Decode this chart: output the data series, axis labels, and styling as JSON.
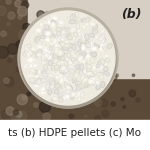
{
  "fig_width": 1.5,
  "fig_height": 1.5,
  "dpi": 100,
  "bg_dark_brown": "#5c4a38",
  "bg_light_beige": "#c8b8a8",
  "paper_color": "#d8cfc4",
  "bowl_rim_color": "#c0b8a8",
  "bowl_fill_color": "#f0ebe0",
  "label_b_text": "(b)",
  "label_b_fontsize": 9,
  "caption_text": "ts (b) HDPE pellets (c) Mo",
  "caption_fontsize": 7.5,
  "caption_color": "#222222",
  "caption_bg": "#ffffff"
}
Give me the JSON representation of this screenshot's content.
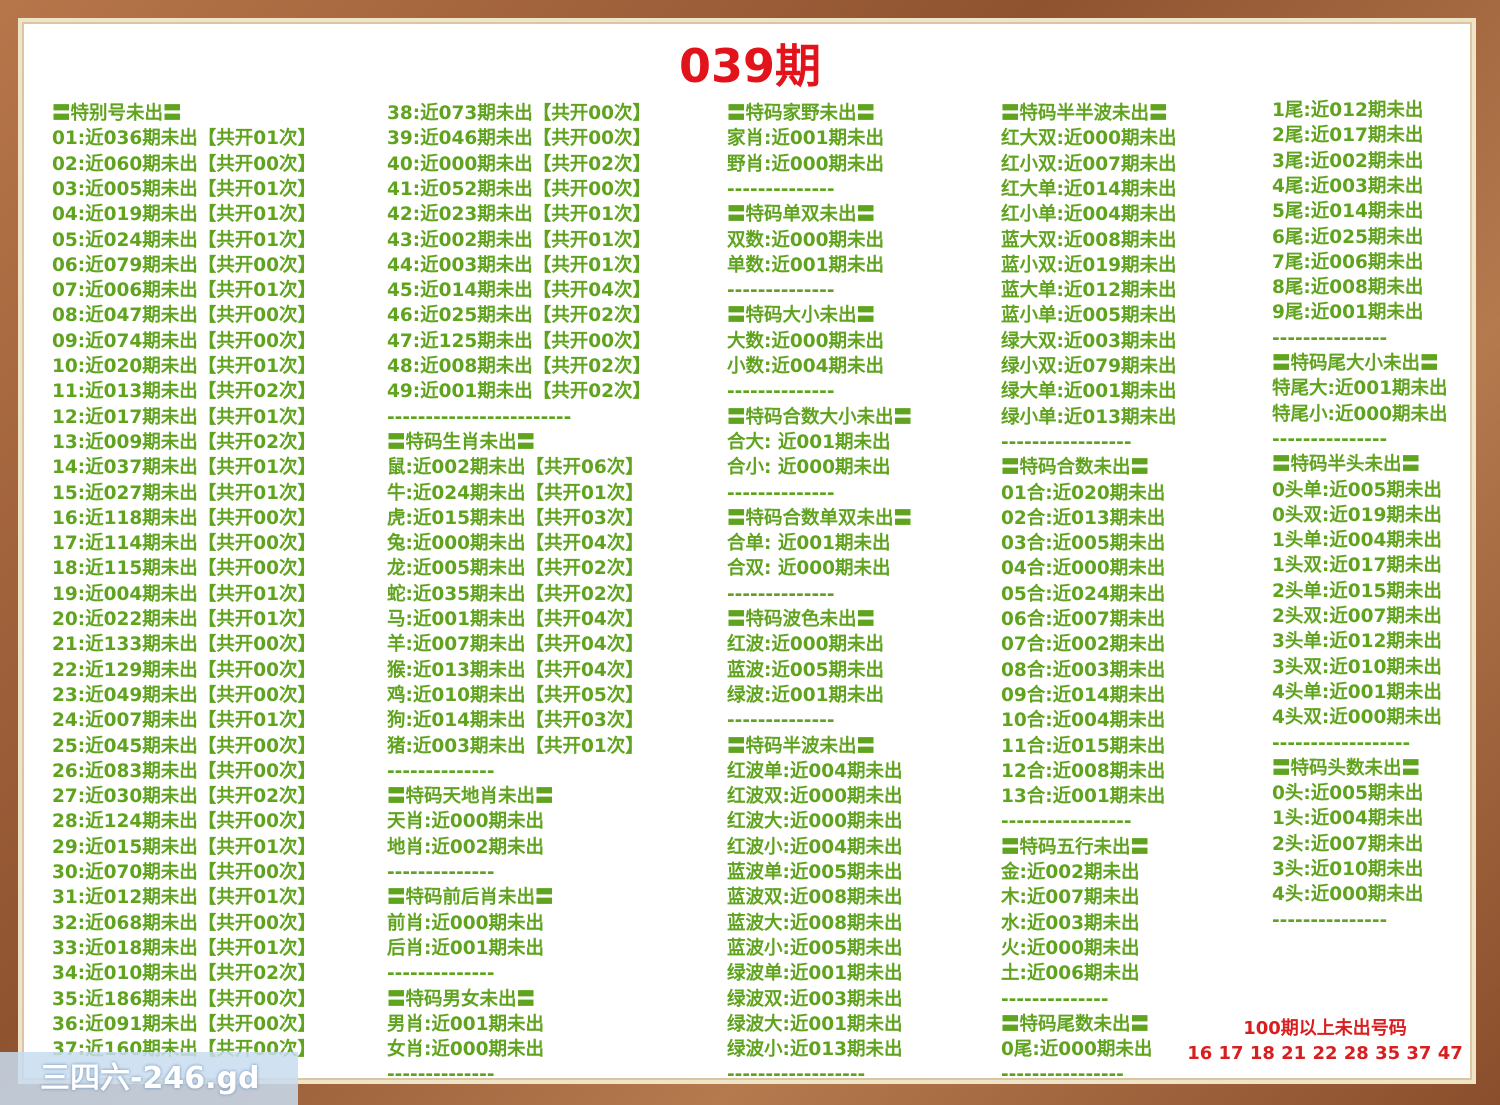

YOUR OBJECTIVE: The records above are to be restated exactly, without their pictures.

EXERCISE OUTPUT:
Decode this chart: output the data series, axis labels, and styling as JSON.
{
  "fig_width": 1.5,
  "fig_height": 1.5,
  "dpi": 100,
  "bg_dark_brown": "#5c4a38",
  "bg_light_beige": "#c8b8a8",
  "paper_color": "#d8cfc4",
  "bowl_rim_color": "#c0b8a8",
  "bowl_fill_color": "#f0ebe0",
  "label_b_text": "(b)",
  "label_b_fontsize": 9,
  "caption_text": "ts (b) HDPE pellets (c) Mo",
  "caption_fontsize": 7.5,
  "caption_color": "#222222",
  "caption_bg": "#ffffff"
}
Give me the JSON representation of this screenshot's content.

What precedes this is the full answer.